[Source passage start]
Noun verb ambiguity–the so-called “ambicategoricality problem”–is quite common in English. [1] This problem is particularly acute when the sentence is short and there’s less context to inform your interpretation, as is often the case with slogans or other advertising-type writing. There are two distinct problems with this kind of ambiguity: your readership may not understand what you mean, or they may interpret a meaning quite different from what you intended. If the readership is skeptical or outright hostile, misinterpretation is even more likely. Although a writer can’t be held responsible for misinterpretation, it’s a professional writer’s job to make misinterpretation as difficult as possible. Sometimes we fail.

One particularly glaring example of such failure has come up during the US Presidential race: a setting where readerships are inherently skeptical and messages relentlessly parsed. For months, one of the major party candidates—she shall remain nameless—is using a slogan that I literally cannot believe has been approved for use. It is, “Love trumps hate.”

Apart from the questionable wisdom of putting a version of your opponent’s name (albeit in lowercase) on your own signage, the ambicategoricality causes additional problems. This sign can be read in two different ways:

Love (n., subject) trumps (verb, present active) hate (n. direct object)
i.e. the quality of love overcomes the power of hatred. This seems to be the intended meaning.


Love (verb, imperative) trumps (miscapitalized and mispunctuated, but could easily be read as the possessive “Trump’s”) hate (n., direct object)
i.e. we, the sign-holders, recommend that you show affection for Mr. Trump’s hatred.

Slogan ambiguity can be effective when the possible meanings reinforce or complement each other. [2]  But in my professional opinion, this is a terrible slogan.

  • The apparent main meaning depends on uncommon vocabulary. “To trump” is a common term in card games but has an archaic feel and isn’t exactly everyday usage.
  • The alternative reading runs directly counter to the “main” reading
  • The alternative reading is more straightforward: it reads like a simple instruction (more appropriate for a sign) than the philosophical position of the main meaning.

So the main meaning requires some thought, while the alternative one jumps out at you and undercuts it. I’m not a hostile reader, and I have a hard time seeing the main meaning.
[Source passage end]
[Supplied material start]
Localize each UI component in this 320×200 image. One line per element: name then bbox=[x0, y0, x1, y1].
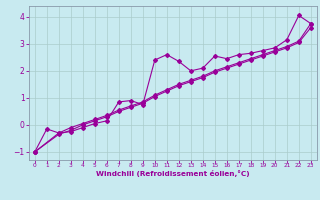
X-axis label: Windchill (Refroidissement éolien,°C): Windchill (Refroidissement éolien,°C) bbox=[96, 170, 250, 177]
[Supplied material end]
§ What you should do:
Summarize the passage on noun-verb ambiguity in two sentences. The material plays no part in this work.

§ Task answer:
Noun-verb ambiguity is common in English and is especially troublesome in short texts such as slogans, where readers may not understand the meaning or may take a meaning quite different from the one intended. The writer calls the slogan "Love trumps hate" a terrible one because its apparent main meaning, that love overcomes hatred, depends on uncommon vocabulary, while a more straightforward alternative reading, an instruction to love Mr. Trump's hatred, runs directly counter to it and undercuts it.